■ **EXERCISE**: How many lines hold the string "document"? Reply with the number alone.

Dataset excerpt
[start]

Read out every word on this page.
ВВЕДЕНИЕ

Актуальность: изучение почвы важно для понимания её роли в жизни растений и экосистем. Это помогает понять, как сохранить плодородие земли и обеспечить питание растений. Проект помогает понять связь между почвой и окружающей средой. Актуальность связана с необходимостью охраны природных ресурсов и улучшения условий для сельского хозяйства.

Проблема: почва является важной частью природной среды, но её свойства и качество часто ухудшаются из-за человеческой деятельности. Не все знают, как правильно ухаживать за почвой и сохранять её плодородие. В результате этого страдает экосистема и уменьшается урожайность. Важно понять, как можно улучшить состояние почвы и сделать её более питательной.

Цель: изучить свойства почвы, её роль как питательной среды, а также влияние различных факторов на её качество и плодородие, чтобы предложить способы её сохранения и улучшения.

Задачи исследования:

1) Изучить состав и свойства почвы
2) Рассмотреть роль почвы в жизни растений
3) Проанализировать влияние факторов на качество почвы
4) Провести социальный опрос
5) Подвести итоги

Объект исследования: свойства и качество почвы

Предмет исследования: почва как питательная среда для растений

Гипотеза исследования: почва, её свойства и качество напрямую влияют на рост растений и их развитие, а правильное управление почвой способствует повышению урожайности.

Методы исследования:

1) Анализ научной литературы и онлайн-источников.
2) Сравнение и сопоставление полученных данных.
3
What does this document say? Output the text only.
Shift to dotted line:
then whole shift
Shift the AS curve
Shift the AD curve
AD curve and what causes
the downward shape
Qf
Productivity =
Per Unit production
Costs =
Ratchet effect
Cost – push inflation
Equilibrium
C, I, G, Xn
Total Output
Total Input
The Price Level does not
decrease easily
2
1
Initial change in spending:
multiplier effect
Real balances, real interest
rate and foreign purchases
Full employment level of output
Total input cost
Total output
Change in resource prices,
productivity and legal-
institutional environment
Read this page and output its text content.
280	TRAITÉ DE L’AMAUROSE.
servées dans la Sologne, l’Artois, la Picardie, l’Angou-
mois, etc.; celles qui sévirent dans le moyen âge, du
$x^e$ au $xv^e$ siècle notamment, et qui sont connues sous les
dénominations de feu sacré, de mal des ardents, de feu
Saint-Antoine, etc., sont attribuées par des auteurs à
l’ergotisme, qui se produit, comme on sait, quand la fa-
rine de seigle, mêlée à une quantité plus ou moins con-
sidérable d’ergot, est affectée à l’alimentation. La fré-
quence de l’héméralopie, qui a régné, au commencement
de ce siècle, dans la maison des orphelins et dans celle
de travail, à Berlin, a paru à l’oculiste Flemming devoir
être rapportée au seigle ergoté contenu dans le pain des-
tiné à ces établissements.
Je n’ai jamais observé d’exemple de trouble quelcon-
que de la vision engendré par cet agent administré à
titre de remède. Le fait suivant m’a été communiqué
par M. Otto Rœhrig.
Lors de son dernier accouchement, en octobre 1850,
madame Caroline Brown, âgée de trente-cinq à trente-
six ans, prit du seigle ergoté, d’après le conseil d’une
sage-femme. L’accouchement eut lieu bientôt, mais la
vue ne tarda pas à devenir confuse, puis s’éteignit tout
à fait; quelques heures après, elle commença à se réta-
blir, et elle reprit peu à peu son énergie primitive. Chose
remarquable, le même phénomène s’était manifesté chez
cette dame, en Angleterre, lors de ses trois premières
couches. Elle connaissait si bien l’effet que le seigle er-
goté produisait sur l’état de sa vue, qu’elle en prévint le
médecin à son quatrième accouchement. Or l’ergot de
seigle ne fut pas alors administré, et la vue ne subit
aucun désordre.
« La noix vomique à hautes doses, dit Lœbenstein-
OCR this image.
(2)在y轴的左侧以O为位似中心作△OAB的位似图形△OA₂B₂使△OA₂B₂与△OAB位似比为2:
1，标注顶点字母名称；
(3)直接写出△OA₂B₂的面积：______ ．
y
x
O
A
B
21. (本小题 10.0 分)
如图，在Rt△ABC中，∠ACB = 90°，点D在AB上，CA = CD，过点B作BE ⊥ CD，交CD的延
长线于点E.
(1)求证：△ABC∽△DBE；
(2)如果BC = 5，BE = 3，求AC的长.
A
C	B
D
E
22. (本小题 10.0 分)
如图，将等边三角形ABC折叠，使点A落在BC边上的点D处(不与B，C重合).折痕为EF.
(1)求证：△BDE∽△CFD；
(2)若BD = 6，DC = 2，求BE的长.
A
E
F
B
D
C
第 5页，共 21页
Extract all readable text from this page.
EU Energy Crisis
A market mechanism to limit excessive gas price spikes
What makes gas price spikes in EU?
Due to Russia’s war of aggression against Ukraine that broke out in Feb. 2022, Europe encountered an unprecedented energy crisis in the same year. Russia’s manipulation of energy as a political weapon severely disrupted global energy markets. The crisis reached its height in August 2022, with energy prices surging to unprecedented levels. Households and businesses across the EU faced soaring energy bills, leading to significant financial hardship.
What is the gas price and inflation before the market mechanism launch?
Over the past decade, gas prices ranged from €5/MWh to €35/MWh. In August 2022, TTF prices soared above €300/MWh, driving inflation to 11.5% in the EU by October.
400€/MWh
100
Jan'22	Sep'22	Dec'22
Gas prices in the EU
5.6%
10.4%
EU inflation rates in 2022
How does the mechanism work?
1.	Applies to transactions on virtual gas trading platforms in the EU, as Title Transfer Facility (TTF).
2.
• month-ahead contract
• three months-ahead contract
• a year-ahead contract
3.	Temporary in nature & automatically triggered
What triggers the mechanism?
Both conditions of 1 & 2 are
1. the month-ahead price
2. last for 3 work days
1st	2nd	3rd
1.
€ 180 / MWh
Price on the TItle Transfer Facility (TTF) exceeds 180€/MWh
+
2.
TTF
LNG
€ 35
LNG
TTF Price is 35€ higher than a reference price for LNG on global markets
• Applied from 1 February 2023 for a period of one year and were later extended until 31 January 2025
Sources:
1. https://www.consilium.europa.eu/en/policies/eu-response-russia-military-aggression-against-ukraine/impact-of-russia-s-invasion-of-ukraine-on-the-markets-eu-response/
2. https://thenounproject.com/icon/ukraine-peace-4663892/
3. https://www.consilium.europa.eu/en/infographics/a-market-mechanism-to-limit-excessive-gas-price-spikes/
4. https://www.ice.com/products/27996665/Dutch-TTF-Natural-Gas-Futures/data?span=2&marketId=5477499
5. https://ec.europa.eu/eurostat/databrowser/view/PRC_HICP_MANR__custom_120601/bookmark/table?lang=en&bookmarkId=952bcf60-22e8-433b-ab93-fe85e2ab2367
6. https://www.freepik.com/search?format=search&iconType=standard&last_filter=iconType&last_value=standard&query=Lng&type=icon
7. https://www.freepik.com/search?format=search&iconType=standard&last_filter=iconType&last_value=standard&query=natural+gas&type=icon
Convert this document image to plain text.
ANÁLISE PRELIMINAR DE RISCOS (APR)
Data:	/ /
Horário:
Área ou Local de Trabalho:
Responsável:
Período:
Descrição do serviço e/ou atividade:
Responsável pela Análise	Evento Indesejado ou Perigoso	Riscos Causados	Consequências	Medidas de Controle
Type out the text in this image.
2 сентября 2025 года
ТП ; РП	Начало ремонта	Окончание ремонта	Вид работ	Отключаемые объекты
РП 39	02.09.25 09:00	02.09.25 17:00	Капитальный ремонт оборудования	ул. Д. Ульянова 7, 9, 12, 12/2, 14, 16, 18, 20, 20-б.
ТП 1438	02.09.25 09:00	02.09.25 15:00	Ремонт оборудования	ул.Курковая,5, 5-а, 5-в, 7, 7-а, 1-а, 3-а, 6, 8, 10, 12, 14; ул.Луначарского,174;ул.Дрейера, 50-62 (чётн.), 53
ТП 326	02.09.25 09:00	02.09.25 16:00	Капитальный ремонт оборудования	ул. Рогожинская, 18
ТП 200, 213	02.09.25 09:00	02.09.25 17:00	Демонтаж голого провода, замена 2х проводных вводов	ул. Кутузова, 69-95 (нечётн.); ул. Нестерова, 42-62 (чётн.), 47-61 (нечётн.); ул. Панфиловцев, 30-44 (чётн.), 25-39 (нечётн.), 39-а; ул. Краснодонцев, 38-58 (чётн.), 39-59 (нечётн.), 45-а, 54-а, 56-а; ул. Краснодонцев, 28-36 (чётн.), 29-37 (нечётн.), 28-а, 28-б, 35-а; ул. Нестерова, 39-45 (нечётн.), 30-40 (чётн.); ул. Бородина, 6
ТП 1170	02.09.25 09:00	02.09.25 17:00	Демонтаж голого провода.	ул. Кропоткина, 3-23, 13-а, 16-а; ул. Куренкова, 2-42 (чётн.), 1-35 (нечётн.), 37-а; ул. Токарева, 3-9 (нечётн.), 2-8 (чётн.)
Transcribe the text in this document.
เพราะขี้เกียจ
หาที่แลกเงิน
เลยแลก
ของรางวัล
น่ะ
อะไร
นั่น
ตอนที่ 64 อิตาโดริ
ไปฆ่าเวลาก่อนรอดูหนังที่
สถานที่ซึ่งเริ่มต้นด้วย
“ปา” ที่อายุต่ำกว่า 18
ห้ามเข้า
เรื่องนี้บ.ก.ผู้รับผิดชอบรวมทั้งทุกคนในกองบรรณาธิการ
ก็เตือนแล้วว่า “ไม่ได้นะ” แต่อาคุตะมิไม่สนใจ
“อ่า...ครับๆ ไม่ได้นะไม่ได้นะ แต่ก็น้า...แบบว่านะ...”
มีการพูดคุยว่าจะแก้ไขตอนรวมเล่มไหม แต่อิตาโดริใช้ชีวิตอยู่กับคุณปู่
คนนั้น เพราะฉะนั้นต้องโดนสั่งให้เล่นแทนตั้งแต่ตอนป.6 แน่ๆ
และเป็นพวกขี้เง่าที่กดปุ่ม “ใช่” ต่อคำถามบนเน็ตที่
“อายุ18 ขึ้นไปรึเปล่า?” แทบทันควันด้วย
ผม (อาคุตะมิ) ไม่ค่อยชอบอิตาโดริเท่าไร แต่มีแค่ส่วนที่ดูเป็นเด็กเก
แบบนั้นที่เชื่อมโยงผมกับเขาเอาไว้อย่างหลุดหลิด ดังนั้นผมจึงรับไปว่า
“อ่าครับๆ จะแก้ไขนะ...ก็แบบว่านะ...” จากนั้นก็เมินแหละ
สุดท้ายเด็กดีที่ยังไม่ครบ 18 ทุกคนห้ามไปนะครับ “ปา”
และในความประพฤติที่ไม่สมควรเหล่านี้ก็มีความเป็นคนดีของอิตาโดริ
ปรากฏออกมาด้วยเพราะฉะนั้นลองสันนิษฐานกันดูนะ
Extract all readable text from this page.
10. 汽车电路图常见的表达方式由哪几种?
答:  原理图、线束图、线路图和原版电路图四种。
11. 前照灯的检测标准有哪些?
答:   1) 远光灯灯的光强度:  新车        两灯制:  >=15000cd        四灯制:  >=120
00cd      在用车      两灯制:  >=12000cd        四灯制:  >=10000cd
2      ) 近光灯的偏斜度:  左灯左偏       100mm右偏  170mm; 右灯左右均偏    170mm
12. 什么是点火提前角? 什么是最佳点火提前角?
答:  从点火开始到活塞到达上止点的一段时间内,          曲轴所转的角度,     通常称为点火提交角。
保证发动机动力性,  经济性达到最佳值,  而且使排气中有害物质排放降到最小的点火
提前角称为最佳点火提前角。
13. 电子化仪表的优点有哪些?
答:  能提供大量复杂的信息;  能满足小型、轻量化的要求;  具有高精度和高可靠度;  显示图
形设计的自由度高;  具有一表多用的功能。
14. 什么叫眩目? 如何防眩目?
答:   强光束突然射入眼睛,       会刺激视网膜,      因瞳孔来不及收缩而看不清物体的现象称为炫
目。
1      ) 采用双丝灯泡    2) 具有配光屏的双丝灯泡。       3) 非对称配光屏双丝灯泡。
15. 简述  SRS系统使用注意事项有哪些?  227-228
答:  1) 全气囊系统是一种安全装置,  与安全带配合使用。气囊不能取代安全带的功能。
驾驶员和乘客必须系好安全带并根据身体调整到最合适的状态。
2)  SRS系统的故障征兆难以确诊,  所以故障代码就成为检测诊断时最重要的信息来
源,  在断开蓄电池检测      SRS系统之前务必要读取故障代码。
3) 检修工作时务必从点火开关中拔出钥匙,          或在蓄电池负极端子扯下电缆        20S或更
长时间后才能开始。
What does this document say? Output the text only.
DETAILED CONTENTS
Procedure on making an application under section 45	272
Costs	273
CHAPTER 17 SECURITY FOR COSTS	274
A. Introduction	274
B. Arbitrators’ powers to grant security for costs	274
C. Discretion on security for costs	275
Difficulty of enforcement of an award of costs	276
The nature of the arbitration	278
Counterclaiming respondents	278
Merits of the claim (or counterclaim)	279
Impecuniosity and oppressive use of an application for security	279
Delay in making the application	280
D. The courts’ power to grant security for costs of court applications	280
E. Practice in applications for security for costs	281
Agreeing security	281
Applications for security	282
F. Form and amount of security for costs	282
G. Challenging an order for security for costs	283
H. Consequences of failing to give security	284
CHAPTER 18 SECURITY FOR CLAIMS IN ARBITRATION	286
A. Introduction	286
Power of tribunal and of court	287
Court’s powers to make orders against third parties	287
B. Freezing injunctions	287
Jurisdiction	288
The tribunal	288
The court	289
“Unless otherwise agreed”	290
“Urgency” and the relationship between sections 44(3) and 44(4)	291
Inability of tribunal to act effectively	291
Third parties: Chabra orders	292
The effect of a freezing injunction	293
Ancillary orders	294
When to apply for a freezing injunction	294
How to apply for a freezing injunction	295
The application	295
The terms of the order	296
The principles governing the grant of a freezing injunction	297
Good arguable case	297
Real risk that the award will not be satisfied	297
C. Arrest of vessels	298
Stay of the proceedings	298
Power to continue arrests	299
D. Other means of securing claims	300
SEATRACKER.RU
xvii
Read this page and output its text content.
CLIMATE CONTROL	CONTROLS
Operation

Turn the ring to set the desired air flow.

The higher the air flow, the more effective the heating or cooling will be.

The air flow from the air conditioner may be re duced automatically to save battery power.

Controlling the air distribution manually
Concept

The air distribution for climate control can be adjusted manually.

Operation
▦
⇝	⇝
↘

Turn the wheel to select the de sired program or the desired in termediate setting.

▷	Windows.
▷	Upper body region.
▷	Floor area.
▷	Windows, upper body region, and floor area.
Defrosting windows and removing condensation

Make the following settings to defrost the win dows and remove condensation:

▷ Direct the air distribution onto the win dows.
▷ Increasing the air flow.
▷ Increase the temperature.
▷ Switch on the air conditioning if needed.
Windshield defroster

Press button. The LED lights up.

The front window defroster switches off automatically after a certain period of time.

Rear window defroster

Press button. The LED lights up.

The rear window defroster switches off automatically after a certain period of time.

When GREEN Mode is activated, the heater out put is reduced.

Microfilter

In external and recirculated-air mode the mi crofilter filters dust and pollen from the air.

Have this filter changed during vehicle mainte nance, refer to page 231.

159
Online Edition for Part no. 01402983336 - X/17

[end]

■ **THE REPLY**: 4